◆ Brief
Answer these questions from the review below:
(a) In what year did Clipd Beaks begin?
(b) What was the title of the band's first EP?
(c) What sound does the album start with?

** Start of Selection **

Clipd Beaks began in 2003 as little more than four grotesque high school kids with a marginally functional synthesizer and a cheap mic. They danced around the possibility of lo-fi experimentation but never bumped into the whole tarpit of psychedelic horseshit. Even the first EP, Preyers on Tigerbeat6 was immediately substantial. It was probably overwhelming to them with the burdens of obvious potential being what they are, but it was an audible version of what is found in a more granular form in small clear plastic baggies.

Every review you’ll read of this record will use the code word “psychedelic.” So it’s a trip. Did you ask if it was a good trip or a bad one? I’ll tell you now with all the bearing and raw will that permits us to live as we are: this record is a monstrous, hermetic gut trip. No alloyed belief, arcane image or archaic symbol can protect you. This record will fuck you up.

The album starts with a bouncing awkward bass line that sounds like the product of a late-night Devo-inspired jam session. The illusion lasts for mere moments as the noises creep in. It’s unclear if things are coalescing or falling apart, but the psychotropic freak-out is all too real. The record explodes into a storm wave of synthesizer noise and unintelligible animalistic grunts and squeals and I feel slightly ill from it.

** End of Selection **
** Start of Stored records **

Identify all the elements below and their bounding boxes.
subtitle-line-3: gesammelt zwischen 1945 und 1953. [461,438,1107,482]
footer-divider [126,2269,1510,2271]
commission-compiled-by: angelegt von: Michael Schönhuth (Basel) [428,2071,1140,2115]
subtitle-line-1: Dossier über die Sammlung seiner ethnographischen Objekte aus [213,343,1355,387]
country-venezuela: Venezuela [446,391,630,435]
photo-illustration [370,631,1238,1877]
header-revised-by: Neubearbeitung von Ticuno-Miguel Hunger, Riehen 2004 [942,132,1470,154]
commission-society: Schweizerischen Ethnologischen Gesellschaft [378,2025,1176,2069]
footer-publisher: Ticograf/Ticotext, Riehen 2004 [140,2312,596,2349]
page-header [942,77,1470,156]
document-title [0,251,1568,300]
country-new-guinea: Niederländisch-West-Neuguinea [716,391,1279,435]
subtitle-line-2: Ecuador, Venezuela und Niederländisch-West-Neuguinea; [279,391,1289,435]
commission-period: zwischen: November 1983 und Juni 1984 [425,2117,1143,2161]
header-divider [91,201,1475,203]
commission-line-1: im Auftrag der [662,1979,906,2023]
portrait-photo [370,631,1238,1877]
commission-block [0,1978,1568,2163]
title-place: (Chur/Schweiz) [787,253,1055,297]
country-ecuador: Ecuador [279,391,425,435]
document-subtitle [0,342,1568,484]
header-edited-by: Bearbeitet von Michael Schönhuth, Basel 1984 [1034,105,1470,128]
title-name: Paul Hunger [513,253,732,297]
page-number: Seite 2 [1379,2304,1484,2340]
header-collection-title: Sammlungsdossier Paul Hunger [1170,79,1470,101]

** End of Stored records **

◆ Answer for this exercise
(a) 2003
(b) Preyers
(c) A bouncing, awkward bass line